Copy down every line where the string "true" shows up.

◆ PROVIDED MATERIAL:
__________________________________________________

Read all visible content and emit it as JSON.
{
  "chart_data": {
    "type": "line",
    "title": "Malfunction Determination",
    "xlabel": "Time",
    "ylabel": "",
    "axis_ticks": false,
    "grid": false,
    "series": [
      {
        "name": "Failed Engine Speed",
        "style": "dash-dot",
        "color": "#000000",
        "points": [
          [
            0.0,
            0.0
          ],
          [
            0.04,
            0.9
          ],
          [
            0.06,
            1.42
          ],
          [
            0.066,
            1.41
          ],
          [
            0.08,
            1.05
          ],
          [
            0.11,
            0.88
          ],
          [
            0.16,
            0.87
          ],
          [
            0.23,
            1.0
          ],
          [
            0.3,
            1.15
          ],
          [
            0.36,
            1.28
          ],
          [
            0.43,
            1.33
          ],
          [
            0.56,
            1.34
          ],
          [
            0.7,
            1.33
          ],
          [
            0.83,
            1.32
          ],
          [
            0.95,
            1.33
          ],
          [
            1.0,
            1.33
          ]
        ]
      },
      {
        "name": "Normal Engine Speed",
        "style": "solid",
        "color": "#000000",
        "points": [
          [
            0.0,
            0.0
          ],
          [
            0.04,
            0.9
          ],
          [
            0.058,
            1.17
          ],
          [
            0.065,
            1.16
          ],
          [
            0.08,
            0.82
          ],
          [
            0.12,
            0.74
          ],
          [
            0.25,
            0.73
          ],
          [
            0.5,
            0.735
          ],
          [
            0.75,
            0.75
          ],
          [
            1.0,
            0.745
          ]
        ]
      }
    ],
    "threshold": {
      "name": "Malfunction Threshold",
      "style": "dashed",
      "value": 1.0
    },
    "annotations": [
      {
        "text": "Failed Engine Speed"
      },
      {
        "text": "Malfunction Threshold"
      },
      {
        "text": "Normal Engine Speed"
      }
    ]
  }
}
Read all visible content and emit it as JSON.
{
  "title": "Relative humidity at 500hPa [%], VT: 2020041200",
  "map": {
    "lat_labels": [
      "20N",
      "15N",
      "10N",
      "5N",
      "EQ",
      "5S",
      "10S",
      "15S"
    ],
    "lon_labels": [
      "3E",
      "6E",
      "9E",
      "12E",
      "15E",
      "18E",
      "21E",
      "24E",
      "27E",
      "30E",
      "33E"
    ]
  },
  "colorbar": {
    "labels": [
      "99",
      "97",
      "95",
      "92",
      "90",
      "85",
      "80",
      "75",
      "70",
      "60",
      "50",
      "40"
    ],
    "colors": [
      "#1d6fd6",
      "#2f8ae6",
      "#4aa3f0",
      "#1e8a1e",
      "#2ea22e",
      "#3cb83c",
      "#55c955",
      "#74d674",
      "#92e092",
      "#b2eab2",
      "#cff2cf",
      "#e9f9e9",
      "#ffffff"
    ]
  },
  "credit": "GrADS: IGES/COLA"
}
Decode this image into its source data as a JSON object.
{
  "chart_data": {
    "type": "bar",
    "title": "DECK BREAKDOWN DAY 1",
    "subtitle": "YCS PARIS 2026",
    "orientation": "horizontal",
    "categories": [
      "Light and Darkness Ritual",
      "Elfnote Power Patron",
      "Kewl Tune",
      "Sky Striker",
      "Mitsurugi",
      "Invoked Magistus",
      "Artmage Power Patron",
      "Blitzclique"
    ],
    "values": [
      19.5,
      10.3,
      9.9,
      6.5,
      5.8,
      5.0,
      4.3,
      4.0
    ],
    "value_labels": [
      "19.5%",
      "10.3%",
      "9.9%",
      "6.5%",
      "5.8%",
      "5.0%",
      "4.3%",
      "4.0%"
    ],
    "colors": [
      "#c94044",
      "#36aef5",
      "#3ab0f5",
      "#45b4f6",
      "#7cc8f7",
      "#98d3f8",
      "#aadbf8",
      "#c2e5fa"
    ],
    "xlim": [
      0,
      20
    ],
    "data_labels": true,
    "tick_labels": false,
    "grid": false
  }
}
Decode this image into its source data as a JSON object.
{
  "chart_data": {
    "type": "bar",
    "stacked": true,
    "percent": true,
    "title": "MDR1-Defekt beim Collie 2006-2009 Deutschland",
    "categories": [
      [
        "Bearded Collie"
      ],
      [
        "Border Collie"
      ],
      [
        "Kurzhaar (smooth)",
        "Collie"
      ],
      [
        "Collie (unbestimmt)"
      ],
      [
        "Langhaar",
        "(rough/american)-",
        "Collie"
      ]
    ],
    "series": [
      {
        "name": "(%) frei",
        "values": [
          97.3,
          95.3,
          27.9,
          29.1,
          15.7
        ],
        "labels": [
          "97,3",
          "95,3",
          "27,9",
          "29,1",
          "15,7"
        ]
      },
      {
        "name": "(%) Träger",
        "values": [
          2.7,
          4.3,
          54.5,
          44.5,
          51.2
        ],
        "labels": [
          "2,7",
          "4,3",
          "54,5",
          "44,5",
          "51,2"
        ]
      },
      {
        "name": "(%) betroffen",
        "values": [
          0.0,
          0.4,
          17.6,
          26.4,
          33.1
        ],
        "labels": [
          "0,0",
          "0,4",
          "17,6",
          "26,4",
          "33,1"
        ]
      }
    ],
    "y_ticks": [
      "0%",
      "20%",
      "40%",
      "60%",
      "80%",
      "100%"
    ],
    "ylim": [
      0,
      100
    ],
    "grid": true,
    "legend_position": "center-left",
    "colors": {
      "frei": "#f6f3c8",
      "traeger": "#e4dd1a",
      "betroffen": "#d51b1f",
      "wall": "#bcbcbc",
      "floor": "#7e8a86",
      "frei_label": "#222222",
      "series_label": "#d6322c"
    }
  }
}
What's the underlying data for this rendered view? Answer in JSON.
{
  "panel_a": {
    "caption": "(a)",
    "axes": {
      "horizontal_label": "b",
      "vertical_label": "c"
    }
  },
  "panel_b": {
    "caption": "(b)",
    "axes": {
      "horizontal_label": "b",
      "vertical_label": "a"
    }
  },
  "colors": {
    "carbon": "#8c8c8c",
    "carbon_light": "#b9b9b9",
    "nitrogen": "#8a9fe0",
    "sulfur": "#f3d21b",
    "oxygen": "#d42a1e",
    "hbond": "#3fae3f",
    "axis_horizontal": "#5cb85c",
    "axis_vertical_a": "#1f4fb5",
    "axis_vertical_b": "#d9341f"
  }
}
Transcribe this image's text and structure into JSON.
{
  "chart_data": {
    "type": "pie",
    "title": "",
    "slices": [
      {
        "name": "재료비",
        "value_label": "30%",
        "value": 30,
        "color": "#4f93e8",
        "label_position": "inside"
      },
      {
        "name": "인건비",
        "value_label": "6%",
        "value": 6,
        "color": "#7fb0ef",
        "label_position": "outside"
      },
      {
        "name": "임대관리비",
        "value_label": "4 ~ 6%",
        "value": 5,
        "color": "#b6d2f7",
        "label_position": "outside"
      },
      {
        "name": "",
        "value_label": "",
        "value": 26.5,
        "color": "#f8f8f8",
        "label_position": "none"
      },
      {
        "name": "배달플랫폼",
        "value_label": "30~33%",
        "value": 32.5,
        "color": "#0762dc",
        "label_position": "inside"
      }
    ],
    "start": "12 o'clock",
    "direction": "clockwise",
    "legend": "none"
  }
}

__________________________________________________

◆ TASK RESULT:
    "data_labels": true,
    "stacked": true,
    "percent": true,
    "grid": true,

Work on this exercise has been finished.